TASK OBJECTIVE - Leave out the images; return the rest of the data exactly.

(Records from a data source)
***
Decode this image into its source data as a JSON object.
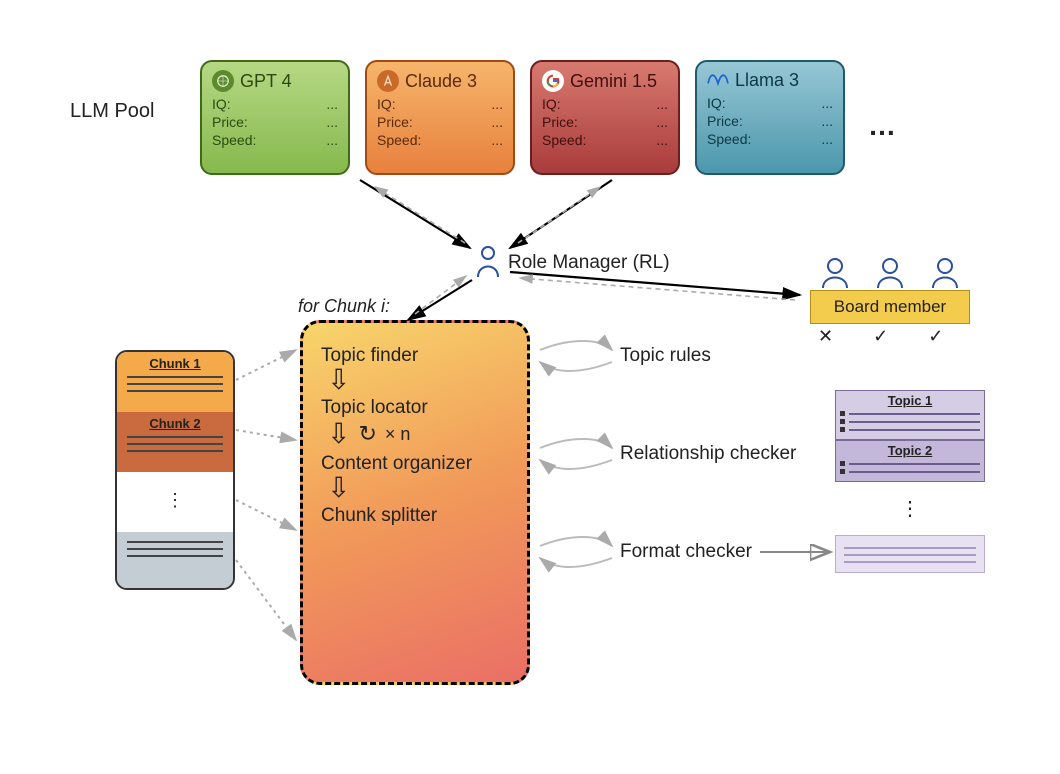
{
  "section_label": "LLM Pool",
  "pool_ellipsis": "…",
  "cards": {
    "gpt": {
      "name": "GPT 4",
      "iq_label": "IQ:",
      "iq_val": "...",
      "price_label": "Price:",
      "price_val": "...",
      "speed_label": "Speed:",
      "speed_val": "..."
    },
    "claude": {
      "name": "Claude 3",
      "iq_label": "IQ:",
      "iq_val": "...",
      "price_label": "Price:",
      "price_val": "...",
      "speed_label": "Speed:",
      "speed_val": "..."
    },
    "gemini": {
      "name": "Gemini 1.5",
      "iq_label": "IQ:",
      "iq_val": "...",
      "price_label": "Price:",
      "price_val": "...",
      "speed_label": "Speed:",
      "speed_val": "..."
    },
    "llama": {
      "name": "Llama 3",
      "iq_label": "IQ:",
      "iq_val": "...",
      "price_label": "Price:",
      "price_val": "...",
      "speed_label": "Speed:",
      "speed_val": "..."
    }
  },
  "role_manager": "Role Manager (RL)",
  "for_chunk_label": "for Chunk i:",
  "proc": {
    "step1": "Topic finder",
    "step2": "Topic locator",
    "step3": "Content organizer",
    "step4": "Chunk splitter",
    "loop_label": "× n"
  },
  "checkers": {
    "rules": "Topic rules",
    "rel": "Relationship checker",
    "fmt": "Format checker"
  },
  "board": {
    "label": "Board member",
    "votes": [
      "✕",
      "✓",
      "✓"
    ]
  },
  "doc": {
    "c1": "Chunk 1",
    "c2": "Chunk 2"
  },
  "topics": {
    "t1": "Topic 1",
    "t2": "Topic 2"
  },
  "out_vdots": "⋮"
}
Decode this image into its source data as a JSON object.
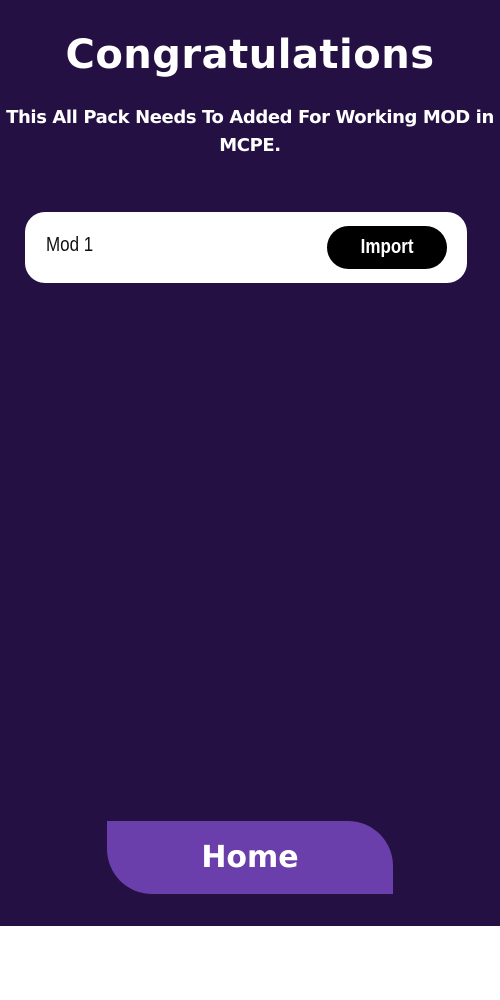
{
  "header": {
    "title": "Congratulations",
    "subtitle": "This All Pack Needs To Added For Working MOD in MCPE."
  },
  "mods": [
    {
      "name": "Mod 1",
      "action_label": "Import"
    }
  ],
  "footer": {
    "home_label": "Home"
  },
  "colors": {
    "background": "#241043",
    "home_button": "#6a3fab",
    "card": "#ffffff",
    "import_button": "#000000"
  }
}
***
EXERCISE SOLUTION -
Decode this image into its source data as a JSON object.
{
  "section_label": "LLM Pool",
  "pool_ellipsis": "…",
  "cards": {
    "gpt": {
      "name": "GPT 4",
      "iq_label": "IQ:",
      "iq_val": "...",
      "price_label": "Price:",
      "price_val": "...",
      "speed_label": "Speed:",
      "speed_val": "..."
    },
    "claude": {
      "name": "Claude 3",
      "iq_label": "IQ:",
      "iq_val": "...",
      "price_label": "Price:",
      "price_val": "...",
      "speed_label": "Speed:",
      "speed_val": "..."
    },
    "gemini": {
      "name": "Gemini 1.5",
      "iq_label": "IQ:",
      "iq_val": "...",
      "price_label": "Price:",
      "price_val": "...",
      "speed_label": "Speed:",
      "speed_val": "..."
    },
    "llama": {
      "name": "Llama 3",
      "iq_label": "IQ:",
      "iq_val": "...",
      "price_label": "Price:",
      "price_val": "...",
      "speed_label": "Speed:",
      "speed_val": "..."
    }
  },
  "role_manager": "Role Manager (RL)",
  "for_chunk_label": "for Chunk i:",
  "proc": {
    "step1": "Topic finder",
    "step2": "Topic locator",
    "step3": "Content organizer",
    "step4": "Chunk splitter",
    "loop_label": "× n"
  },
  "checkers": {
    "rules": "Topic rules",
    "rel": "Relationship checker",
    "fmt": "Format checker"
  },
  "board": {
    "label": "Board member",
    "votes": [
      "✕",
      "✓",
      "✓"
    ]
  },
  "doc": {
    "c1": "Chunk 1",
    "c2": "Chunk 2"
  },
  "topics": {
    "t1": "Topic 1",
    "t2": "Topic 2"
  },
  "out_vdots": "⋮"
}
Decode this image into its source data as a JSON object.
{
  "header": {
    "title": "Congratulations",
    "subtitle": "This All Pack Needs To Added For Working MOD in MCPE."
  },
  "mods": [
    {
      "name": "Mod 1",
      "action_label": "Import"
    }
  ],
  "footer": {
    "home_label": "Home"
  },
  "colors": {
    "background": "#241043",
    "home_button": "#6a3fab",
    "card": "#ffffff",
    "import_button": "#000000"
  }
}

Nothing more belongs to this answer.